▶ Data under study:
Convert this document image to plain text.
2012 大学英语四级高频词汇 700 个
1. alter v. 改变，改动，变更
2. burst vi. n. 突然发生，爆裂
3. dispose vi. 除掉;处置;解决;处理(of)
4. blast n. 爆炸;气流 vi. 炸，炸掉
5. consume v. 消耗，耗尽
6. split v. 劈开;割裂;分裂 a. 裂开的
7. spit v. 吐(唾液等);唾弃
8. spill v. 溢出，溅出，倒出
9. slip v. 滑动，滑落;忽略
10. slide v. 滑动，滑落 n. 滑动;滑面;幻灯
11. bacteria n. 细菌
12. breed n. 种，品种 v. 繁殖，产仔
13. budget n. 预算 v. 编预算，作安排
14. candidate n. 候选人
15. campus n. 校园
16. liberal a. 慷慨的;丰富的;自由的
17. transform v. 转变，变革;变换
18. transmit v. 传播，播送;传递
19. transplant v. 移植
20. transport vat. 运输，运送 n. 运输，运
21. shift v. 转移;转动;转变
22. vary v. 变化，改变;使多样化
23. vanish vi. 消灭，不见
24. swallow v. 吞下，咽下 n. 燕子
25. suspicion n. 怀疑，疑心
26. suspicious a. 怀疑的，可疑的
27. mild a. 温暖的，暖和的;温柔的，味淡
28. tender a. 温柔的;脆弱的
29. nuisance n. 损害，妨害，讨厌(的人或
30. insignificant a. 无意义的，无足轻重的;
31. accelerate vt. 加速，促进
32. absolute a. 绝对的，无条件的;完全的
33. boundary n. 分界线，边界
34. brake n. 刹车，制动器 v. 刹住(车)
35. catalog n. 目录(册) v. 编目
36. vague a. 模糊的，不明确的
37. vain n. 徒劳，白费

▶ What you need to do:
Extract each entry in full, exactly as given.

▶ Response to this task:
Convert this document image to plain text.
2012 大学英语四级高频词汇 700 个
1. alter v. 改变，改动，变更
2. burst vi. n. 突然发生，爆裂
3. dispose vi. 除掉;处置;解决;处理(of)
4. blast n. 爆炸;气流 vi. 炸，炸掉
5. consume v. 消耗，耗尽
6. split v. 劈开;割裂;分裂 a. 裂开的
7. spit v. 吐(唾液等);唾弃
8. spill v. 溢出，溅出，倒出
9. slip v. 滑动，滑落;忽略
10. slide v. 滑动，滑落 n. 滑动;滑面;幻灯
11. bacteria n. 细菌
12. breed n. 种，品种 v. 繁殖，产仔
13. budget n. 预算 v. 编预算，作安排
14. candidate n. 候选人
15. campus n. 校园
16. liberal a. 慷慨的;丰富的;自由的
17. transform v. 转变，变革;变换
18. transmit v. 传播，播送;传递
19. transplant v. 移植
20. transport vat. 运输，运送 n. 运输，运
21. shift v. 转移;转动;转变
22. vary v. 变化，改变;使多样化
23. vanish vi. 消灭，不见
24. swallow v. 吞下，咽下 n. 燕子
25. suspicion n. 怀疑，疑心
26. suspicious a. 怀疑的，可疑的
27. mild a. 温暖的，暖和的;温柔的，味淡
28. tender a. 温柔的;脆弱的
29. nuisance n. 损害，妨害，讨厌(的人或
30. insignificant a. 无意义的，无足轻重的;
31. accelerate vt. 加速，促进
32. absolute a. 绝对的，无条件的;完全的
33. boundary n. 分界线，边界
34. brake n. 刹车，制动器 v. 刹住(车)
35. catalog n. 目录(册) v. 编目
36. vague a. 模糊的，不明确的
37. vain n. 徒劳，白费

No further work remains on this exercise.